Celles-ci sont plus faibles qu’avant la crise sanitaire dans 4 points de vente sur 10 et plus élevées dans 4 points de vente sur 10 également, 2 sur 10 affichant un chiffre d’affaires équivalent. Côté producteurs, le CA est constant chez plus de 50% d’entre eux, supérieur chez plus de 25% et inférieur chez moins de 25%.
2. Aucun produit, mode de distribution, territoire plus touché qu’un autre.
Sauf peut-être les produits frais, les marchés et les ventes à la ferme. Les circonstances locales, comme la création d’un magasin, paraissent impacter davantage.
3. Une diminution d’origine diverse.
4. Des changements de pratiques d’achat avec la crise Covid.
En fait, souvent, « ceux qui consommaient déjà en circuits courts ont augmenté leurs dépenses et les nouveaux venus ne sont pas restés ». Car avec le retour à la « vie normale », ils manquent à nouveau de temps pour cuisiner. Certains consommateurs ont simplement changé de points de vente, privilégiant la proximité ou la praticité.
5. Pas de paradoxe entre les freins constatés et l’attrait pour le local.
« Les produits locaux, pas forcément issus d’un circuit court, ont progressé dans les supermarchés ». Les lieux traditionnels de vente en circuits courts doivent désormais « partager leur clientèle » avec eux.
6. Des prévisions trop confiantes.
Comme de penser que le boom du premier confinement allait perdurer. Cette perspective ayant parfois incité les producteurs à investir (matériel, main-dœuvre) alors que depuis, leurs charges ont explosé, en particulier avec la guerre en Ukraine. D’une part, nombreux sont les nouveaux consommateurs ayant repris leurs anciennes habitudes d’achat et de l’autre, la flambée des prix de nombreux produits limite le pouvoir d’achat des Français.
Des projections trop optimistes
Ainsi, globalement, les ventes en circuits courts ont connu « autant d’augmentations que de baisses » par rapport à 2019. Et « les causes sont multiples », pas seulement liées à la pandémie de Covid-19. Même si celle-ci « continue de redistribuer les cartes », aussi bien « dans les territoires » que « dans la distribution alimentaire ». La demande, elle, est toujours présente, le premier confinement ayant eu deux effets majeurs : l’arrivée de néo-consommateurs, qui se sont avérés volatils, et de nouveaux concurrents.

* [Lignes extraites]:

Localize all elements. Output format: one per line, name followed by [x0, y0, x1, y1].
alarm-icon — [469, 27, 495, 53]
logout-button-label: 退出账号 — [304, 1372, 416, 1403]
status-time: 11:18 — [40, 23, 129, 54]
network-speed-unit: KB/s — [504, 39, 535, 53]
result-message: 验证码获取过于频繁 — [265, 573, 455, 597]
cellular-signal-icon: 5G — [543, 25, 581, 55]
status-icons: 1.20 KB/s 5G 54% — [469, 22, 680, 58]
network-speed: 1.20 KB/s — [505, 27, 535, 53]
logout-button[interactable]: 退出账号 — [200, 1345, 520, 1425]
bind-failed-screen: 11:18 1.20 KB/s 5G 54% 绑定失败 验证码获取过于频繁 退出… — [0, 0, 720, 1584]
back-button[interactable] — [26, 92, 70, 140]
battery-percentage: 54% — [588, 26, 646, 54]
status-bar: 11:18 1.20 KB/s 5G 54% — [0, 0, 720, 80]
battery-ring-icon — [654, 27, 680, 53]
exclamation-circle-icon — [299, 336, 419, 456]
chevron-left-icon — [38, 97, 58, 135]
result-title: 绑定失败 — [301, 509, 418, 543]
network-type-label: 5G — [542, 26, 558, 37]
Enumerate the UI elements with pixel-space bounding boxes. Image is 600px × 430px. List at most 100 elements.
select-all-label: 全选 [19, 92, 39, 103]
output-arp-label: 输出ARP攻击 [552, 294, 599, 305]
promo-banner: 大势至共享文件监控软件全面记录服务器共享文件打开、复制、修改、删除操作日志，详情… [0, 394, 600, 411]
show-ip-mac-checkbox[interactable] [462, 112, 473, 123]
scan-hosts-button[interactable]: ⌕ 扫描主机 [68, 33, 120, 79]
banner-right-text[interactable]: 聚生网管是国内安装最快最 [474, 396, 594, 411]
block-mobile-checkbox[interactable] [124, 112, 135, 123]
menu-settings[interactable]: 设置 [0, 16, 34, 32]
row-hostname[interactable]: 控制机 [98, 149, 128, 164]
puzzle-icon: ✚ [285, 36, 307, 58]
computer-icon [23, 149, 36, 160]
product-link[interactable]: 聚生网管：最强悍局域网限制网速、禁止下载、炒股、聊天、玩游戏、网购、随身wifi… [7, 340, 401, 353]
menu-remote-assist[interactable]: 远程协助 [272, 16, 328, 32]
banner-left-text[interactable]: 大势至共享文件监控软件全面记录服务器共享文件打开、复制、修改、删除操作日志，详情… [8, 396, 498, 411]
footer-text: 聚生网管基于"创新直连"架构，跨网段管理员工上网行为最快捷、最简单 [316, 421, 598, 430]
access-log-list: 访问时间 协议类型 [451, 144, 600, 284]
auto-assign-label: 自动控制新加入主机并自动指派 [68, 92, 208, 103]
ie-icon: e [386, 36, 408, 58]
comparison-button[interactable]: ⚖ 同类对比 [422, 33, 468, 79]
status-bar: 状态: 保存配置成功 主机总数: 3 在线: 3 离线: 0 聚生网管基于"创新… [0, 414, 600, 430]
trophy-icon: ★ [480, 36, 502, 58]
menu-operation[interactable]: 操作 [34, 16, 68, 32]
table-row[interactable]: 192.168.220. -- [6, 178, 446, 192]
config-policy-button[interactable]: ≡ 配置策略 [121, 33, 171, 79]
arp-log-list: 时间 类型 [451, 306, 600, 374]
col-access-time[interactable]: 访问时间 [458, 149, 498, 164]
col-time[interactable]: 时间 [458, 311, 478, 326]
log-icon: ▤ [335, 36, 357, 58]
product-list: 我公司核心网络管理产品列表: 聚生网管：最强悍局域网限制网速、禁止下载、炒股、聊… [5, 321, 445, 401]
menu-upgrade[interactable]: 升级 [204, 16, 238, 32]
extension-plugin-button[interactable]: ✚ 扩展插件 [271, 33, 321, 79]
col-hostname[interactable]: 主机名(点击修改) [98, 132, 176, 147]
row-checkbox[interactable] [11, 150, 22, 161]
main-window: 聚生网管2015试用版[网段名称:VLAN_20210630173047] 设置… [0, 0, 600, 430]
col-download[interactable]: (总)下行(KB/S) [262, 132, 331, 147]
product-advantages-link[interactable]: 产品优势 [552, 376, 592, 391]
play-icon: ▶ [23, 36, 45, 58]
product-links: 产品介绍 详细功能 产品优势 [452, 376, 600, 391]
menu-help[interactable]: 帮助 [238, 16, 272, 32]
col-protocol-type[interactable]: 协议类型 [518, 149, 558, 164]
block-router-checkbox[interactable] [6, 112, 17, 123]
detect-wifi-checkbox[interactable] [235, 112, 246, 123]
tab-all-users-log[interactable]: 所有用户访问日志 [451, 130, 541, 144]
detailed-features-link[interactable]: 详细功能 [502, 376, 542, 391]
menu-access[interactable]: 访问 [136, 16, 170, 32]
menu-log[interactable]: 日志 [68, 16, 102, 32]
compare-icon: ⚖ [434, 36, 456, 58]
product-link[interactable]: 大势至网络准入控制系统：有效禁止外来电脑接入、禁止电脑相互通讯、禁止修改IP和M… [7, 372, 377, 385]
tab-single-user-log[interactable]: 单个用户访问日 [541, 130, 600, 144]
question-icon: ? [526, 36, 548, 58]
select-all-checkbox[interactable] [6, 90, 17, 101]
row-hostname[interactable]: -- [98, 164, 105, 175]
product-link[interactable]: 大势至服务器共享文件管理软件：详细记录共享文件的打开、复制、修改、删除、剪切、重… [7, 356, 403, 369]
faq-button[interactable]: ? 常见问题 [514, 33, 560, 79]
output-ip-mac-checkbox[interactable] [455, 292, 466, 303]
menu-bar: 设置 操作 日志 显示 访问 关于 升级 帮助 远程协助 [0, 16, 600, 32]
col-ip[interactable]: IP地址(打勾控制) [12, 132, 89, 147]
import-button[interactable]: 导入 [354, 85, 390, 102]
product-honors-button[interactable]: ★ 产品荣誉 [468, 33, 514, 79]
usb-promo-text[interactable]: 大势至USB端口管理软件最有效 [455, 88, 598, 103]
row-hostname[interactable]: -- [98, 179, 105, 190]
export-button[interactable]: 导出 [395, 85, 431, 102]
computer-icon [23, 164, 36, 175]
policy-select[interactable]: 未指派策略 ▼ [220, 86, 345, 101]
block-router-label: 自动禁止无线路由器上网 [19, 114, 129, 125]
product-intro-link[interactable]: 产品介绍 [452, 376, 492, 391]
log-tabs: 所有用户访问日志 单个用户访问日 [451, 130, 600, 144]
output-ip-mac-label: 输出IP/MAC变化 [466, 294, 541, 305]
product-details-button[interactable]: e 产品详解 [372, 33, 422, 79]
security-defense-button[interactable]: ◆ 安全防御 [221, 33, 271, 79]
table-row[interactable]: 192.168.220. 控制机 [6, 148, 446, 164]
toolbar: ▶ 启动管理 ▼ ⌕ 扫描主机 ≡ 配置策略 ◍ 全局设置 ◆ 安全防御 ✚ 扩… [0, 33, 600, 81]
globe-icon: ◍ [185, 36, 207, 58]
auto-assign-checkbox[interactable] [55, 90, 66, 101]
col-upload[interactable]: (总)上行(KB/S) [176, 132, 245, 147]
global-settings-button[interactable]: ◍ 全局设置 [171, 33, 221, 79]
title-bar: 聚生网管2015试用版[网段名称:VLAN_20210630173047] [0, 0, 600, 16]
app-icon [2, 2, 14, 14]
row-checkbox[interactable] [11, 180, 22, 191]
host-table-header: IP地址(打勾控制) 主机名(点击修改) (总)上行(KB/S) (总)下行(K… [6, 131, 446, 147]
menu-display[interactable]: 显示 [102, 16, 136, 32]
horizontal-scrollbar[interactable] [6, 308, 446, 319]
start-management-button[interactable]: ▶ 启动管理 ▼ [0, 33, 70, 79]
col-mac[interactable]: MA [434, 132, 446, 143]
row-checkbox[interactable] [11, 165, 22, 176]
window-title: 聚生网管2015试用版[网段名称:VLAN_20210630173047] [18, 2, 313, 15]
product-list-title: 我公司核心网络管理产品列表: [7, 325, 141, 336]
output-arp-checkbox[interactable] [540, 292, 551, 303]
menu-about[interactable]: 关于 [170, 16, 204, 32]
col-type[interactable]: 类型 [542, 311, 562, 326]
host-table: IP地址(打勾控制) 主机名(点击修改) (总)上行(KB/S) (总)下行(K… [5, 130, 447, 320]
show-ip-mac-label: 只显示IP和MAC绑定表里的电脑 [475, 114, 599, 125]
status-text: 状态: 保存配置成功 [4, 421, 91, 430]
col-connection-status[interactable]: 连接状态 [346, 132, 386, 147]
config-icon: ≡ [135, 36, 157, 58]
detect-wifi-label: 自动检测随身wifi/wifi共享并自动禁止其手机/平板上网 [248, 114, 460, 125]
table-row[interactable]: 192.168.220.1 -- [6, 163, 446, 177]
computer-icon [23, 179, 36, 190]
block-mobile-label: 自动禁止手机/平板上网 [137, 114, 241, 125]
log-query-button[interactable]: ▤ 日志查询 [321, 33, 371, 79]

* [Exercices]:
a – Relevez tous les intertitres numérotés de l'extrait sur les circuits courts.
b – Dans l'extrait sur les circuits courts, reformulez sous forme de liste le paragraphe commençant par « Ainsi, globalement » en conservant ses faits principaux.

* [Corrigés]:
a –
2. Aucun produit, mode de distribution, territoire plus touché qu'un autre.
3. Une diminution d'origine diverse.
4. Des changements de pratiques d'achat avec la crise Covid.
5. Pas de paradoxe entre les freins constatés et l'attrait pour le local.
6. Des prévisions trop confiantes.

b –
- Ventes en circuits courts : autant de hausses que de baisses par rapport à 2019.
- Causes multiples, pas uniquement liées à la pandémie de Covid-19.
- La pandémie continue toutefois de redistribuer les cartes dans les territoires et dans la distribution alimentaire.
- La demande reste présente.
- Deux effets majeurs du premier confinement : l'arrivée de néo-consommateurs, qui se sont révélés volatils, et celle de nouveaux concurrents.